**TASK INSTRUCTIONS**
Reply with one number only: the count of lines below that contain the word "this".

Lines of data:
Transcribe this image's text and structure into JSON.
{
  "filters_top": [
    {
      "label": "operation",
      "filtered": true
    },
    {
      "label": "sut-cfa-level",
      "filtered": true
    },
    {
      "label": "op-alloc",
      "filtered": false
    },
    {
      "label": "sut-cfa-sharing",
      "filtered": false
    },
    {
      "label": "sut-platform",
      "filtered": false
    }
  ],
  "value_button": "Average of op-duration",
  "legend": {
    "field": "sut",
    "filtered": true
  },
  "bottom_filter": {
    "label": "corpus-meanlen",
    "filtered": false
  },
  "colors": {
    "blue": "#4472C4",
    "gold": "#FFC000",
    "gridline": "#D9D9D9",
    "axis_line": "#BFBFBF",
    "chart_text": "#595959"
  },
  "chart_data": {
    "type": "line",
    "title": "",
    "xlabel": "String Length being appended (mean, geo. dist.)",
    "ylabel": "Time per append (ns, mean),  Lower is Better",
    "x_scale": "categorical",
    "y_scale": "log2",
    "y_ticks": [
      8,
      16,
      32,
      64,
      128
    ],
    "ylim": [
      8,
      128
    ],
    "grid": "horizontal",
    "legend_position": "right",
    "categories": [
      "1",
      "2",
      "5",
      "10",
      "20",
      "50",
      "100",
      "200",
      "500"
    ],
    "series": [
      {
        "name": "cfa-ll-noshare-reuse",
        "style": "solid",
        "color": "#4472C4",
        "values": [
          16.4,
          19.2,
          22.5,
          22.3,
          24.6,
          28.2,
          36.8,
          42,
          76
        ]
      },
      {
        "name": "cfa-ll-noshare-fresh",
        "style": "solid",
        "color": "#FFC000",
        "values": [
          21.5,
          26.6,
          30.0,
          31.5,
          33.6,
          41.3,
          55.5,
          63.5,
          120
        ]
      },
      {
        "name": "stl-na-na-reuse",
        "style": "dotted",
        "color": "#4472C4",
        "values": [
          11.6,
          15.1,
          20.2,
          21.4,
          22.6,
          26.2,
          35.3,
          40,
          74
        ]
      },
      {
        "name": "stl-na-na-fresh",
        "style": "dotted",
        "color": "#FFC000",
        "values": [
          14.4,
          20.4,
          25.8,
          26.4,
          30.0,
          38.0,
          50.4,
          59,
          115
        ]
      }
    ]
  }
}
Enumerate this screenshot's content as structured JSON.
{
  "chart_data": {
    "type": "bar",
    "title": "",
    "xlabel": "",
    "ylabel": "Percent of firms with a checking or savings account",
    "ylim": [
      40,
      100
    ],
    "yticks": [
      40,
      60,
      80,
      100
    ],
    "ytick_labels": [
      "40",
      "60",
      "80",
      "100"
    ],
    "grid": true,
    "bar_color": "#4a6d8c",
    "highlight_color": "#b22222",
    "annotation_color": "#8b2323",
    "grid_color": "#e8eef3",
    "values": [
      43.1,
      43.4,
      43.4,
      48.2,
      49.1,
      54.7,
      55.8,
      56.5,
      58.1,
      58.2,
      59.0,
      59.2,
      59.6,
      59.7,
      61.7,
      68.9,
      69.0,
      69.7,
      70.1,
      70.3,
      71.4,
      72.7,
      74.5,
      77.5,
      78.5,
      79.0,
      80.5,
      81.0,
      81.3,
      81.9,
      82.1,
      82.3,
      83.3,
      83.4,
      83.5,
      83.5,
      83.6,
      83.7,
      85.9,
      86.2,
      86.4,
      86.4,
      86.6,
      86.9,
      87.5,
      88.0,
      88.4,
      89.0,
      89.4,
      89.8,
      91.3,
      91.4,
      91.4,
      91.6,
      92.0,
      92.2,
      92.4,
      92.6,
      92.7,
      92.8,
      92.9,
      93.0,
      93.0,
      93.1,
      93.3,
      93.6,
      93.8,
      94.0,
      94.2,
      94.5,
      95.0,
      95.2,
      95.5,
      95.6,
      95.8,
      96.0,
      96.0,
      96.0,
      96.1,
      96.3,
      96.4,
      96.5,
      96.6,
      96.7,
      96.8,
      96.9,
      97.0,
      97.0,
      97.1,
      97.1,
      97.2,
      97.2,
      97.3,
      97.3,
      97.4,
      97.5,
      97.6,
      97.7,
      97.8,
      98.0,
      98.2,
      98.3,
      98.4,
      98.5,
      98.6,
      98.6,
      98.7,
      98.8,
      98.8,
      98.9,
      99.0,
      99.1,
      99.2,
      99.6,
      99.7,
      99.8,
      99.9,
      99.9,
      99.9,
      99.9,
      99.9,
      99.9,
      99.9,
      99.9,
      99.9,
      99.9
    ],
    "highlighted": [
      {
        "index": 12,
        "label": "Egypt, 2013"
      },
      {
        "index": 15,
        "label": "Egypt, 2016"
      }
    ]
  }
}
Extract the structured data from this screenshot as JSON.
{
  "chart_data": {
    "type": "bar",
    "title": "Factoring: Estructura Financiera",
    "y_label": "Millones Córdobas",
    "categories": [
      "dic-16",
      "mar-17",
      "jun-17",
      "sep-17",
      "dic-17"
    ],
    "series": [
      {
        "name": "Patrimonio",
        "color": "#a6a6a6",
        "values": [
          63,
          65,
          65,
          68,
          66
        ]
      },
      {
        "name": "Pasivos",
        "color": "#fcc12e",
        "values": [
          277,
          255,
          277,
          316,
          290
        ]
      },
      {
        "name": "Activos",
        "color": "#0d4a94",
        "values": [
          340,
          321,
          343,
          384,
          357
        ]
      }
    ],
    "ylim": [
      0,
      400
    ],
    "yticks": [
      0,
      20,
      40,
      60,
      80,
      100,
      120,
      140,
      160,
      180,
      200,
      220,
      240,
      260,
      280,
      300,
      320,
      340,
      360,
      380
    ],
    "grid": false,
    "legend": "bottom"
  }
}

**COMPLETE ANSWER**
3